Records:
— begin —

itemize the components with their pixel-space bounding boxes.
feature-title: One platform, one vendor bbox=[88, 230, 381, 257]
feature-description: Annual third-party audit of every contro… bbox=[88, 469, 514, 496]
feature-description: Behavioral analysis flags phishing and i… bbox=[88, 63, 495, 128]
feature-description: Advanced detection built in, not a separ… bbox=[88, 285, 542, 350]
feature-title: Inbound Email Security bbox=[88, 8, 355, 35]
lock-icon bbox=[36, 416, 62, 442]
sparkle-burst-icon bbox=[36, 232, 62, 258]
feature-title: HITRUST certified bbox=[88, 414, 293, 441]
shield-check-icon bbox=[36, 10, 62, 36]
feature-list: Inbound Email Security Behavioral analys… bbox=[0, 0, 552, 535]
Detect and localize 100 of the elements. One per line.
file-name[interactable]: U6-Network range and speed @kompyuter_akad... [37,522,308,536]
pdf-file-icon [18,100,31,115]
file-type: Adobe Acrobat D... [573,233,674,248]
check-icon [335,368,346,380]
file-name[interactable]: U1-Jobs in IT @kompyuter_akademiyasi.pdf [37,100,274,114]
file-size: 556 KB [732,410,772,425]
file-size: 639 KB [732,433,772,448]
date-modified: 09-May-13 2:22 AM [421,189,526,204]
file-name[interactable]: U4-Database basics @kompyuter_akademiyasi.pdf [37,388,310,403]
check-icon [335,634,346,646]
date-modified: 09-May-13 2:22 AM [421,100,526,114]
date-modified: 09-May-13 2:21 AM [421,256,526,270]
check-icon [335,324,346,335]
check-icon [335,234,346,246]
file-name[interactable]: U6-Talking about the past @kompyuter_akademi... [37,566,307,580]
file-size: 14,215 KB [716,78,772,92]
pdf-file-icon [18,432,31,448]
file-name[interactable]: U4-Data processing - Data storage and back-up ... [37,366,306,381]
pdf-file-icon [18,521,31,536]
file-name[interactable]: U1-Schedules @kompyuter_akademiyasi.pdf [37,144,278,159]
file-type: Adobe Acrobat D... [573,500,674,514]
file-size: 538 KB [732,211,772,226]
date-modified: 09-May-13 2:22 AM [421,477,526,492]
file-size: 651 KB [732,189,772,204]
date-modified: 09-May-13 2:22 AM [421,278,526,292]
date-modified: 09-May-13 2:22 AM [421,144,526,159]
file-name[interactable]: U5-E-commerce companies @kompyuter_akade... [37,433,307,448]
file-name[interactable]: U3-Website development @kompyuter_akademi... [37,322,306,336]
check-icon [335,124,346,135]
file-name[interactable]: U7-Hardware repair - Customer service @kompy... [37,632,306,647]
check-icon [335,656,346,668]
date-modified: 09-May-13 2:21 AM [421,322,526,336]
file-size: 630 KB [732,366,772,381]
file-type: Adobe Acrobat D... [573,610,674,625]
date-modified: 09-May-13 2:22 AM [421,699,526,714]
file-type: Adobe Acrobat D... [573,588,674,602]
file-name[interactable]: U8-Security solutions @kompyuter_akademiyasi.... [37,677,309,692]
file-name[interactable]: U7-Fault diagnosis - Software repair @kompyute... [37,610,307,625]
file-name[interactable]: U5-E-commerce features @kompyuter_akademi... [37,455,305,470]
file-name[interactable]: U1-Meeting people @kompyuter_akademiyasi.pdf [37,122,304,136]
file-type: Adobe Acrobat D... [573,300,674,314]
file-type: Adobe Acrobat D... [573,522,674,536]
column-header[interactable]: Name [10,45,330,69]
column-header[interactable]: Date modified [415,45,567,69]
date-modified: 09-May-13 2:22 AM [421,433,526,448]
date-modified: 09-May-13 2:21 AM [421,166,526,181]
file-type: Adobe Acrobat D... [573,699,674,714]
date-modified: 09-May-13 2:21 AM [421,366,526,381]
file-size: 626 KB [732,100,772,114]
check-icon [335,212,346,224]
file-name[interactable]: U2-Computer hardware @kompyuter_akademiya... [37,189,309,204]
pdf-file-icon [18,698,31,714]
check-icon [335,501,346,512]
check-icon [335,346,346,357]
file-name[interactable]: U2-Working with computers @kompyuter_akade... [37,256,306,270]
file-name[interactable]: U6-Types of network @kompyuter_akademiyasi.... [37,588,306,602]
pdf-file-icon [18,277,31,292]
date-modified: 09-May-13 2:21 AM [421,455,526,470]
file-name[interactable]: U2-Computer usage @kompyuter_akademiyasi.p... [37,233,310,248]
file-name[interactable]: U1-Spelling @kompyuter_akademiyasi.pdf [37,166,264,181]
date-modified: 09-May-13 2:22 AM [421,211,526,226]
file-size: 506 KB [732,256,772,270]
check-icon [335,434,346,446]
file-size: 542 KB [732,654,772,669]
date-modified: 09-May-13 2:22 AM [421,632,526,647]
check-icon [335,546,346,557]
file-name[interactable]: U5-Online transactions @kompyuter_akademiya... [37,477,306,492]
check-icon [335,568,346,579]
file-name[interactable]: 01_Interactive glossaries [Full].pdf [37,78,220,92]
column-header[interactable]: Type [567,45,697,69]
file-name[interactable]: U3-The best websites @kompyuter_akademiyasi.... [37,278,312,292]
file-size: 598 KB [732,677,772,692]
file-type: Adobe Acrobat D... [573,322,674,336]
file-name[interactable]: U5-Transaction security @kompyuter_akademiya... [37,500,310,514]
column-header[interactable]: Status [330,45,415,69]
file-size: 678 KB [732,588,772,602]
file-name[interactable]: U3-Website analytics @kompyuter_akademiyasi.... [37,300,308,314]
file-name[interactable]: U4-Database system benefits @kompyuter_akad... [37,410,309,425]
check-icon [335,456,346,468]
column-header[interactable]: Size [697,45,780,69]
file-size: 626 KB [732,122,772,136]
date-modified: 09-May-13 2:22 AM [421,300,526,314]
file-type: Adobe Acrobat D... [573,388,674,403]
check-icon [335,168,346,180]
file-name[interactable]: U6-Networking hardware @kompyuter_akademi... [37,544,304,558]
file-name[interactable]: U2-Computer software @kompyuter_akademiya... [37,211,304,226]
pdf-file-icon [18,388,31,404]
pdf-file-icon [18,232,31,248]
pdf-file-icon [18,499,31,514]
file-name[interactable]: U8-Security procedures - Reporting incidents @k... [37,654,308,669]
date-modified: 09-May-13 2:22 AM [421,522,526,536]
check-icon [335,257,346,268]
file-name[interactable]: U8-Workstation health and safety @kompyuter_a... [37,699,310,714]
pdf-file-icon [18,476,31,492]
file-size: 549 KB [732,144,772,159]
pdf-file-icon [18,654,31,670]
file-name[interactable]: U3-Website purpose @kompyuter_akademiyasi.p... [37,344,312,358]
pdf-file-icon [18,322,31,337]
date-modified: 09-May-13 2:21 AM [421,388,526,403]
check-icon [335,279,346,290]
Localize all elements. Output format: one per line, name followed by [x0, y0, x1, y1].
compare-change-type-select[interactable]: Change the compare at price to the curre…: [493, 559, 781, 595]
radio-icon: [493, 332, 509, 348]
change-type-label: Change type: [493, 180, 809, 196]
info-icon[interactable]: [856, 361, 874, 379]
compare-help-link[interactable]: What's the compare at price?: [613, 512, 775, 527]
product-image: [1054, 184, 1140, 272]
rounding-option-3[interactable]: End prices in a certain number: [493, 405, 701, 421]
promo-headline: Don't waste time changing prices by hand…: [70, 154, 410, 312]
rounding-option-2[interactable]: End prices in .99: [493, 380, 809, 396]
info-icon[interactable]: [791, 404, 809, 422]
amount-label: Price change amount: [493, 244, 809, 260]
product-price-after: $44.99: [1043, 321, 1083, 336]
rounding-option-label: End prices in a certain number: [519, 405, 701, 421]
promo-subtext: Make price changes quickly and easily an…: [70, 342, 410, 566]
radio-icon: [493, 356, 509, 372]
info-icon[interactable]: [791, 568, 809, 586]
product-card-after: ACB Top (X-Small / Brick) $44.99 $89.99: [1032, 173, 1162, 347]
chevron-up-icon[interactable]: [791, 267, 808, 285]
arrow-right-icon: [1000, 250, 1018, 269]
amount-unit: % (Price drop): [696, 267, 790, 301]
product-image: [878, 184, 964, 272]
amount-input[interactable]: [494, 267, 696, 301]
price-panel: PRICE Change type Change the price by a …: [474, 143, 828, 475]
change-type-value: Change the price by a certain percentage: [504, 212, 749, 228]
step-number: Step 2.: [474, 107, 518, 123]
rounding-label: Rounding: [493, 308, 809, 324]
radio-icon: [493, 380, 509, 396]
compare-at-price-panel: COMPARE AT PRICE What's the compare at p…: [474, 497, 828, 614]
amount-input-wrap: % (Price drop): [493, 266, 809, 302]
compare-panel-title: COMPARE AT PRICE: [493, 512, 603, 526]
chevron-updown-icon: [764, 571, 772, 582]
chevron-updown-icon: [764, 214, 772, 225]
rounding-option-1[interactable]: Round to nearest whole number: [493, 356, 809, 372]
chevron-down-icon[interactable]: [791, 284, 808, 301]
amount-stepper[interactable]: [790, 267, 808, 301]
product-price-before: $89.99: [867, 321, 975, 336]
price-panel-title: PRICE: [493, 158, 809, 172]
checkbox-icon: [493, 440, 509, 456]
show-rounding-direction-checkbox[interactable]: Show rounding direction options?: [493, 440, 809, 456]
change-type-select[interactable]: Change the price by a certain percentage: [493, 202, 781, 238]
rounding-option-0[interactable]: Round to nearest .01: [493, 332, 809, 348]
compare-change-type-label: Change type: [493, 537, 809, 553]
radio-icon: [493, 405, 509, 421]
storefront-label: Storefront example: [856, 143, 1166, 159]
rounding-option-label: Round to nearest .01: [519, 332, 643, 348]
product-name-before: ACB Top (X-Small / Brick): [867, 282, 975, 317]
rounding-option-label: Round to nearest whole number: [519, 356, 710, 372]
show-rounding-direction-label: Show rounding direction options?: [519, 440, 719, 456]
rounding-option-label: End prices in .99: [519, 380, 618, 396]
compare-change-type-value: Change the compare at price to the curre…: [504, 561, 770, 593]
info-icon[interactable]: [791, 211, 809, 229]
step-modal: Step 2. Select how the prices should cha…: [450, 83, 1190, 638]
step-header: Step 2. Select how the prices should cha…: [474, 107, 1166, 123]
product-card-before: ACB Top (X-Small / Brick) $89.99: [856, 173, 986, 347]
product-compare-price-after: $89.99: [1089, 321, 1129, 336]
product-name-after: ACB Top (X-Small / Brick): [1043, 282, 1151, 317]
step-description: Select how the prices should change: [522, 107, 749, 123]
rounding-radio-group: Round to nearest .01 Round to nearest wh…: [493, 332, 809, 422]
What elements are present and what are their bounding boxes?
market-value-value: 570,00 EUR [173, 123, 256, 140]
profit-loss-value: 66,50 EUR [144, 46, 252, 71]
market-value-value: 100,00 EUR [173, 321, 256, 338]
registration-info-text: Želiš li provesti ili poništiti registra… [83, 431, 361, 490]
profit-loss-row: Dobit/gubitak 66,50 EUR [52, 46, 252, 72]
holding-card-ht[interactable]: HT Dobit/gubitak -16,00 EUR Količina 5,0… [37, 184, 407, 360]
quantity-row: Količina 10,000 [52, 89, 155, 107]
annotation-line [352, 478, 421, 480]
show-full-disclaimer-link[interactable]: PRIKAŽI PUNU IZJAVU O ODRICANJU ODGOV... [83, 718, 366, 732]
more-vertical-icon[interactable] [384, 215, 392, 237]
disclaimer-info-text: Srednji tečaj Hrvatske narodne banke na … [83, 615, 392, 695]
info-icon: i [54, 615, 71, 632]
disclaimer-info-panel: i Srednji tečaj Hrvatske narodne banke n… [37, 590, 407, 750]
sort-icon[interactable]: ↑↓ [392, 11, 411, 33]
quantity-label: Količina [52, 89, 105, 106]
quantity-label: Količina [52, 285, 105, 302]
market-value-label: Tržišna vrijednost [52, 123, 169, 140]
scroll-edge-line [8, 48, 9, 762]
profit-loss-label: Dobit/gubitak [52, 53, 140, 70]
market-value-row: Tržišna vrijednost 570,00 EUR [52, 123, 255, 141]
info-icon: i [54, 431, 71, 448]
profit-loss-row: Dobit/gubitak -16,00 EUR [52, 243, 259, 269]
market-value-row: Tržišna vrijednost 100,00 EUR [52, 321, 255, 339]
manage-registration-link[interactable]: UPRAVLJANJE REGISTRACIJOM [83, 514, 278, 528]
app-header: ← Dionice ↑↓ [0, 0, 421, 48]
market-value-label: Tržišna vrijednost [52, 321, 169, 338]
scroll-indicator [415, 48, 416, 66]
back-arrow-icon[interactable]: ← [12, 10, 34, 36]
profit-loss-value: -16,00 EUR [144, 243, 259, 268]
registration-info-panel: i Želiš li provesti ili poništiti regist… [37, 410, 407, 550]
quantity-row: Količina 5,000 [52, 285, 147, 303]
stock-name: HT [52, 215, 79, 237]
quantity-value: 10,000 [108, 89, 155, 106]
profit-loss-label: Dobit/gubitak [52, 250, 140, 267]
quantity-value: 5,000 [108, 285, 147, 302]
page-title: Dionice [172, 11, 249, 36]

— end —

> [PROBLEM REQUIREMENTS]: Repeat every line of the rows above word for word, from the start of the rows down to the line containing "date-modified: 09-May-13 2:22 AM [421,189,526,204]", including both ends.

> [TASK ANSWER]:
itemize the components with their pixel-space bounding boxes.
feature-title: One platform, one vendor bbox=[88, 230, 381, 257]
feature-description: Annual third-party audit of every contro… bbox=[88, 469, 514, 496]
feature-description: Behavioral analysis flags phishing and i… bbox=[88, 63, 495, 128]
feature-description: Advanced detection built in, not a separ… bbox=[88, 285, 542, 350]
feature-title: Inbound Email Security bbox=[88, 8, 355, 35]
lock-icon bbox=[36, 416, 62, 442]
sparkle-burst-icon bbox=[36, 232, 62, 258]
feature-title: HITRUST certified bbox=[88, 414, 293, 441]
shield-check-icon bbox=[36, 10, 62, 36]
feature-list: Inbound Email Security Behavioral analys… bbox=[0, 0, 552, 535]
Detect and localize 100 of the elements. One per line.
file-name[interactable]: U6-Network range and speed @kompyuter_akad... [37,522,308,536]
pdf-file-icon [18,100,31,115]
file-type: Adobe Acrobat D... [573,233,674,248]
check-icon [335,368,346,380]
file-name[interactable]: U1-Jobs in IT @kompyuter_akademiyasi.pdf [37,100,274,114]
file-size: 556 KB [732,410,772,425]
file-size: 639 KB [732,433,772,448]
date-modified: 09-May-13 2:22 AM [421,189,526,204]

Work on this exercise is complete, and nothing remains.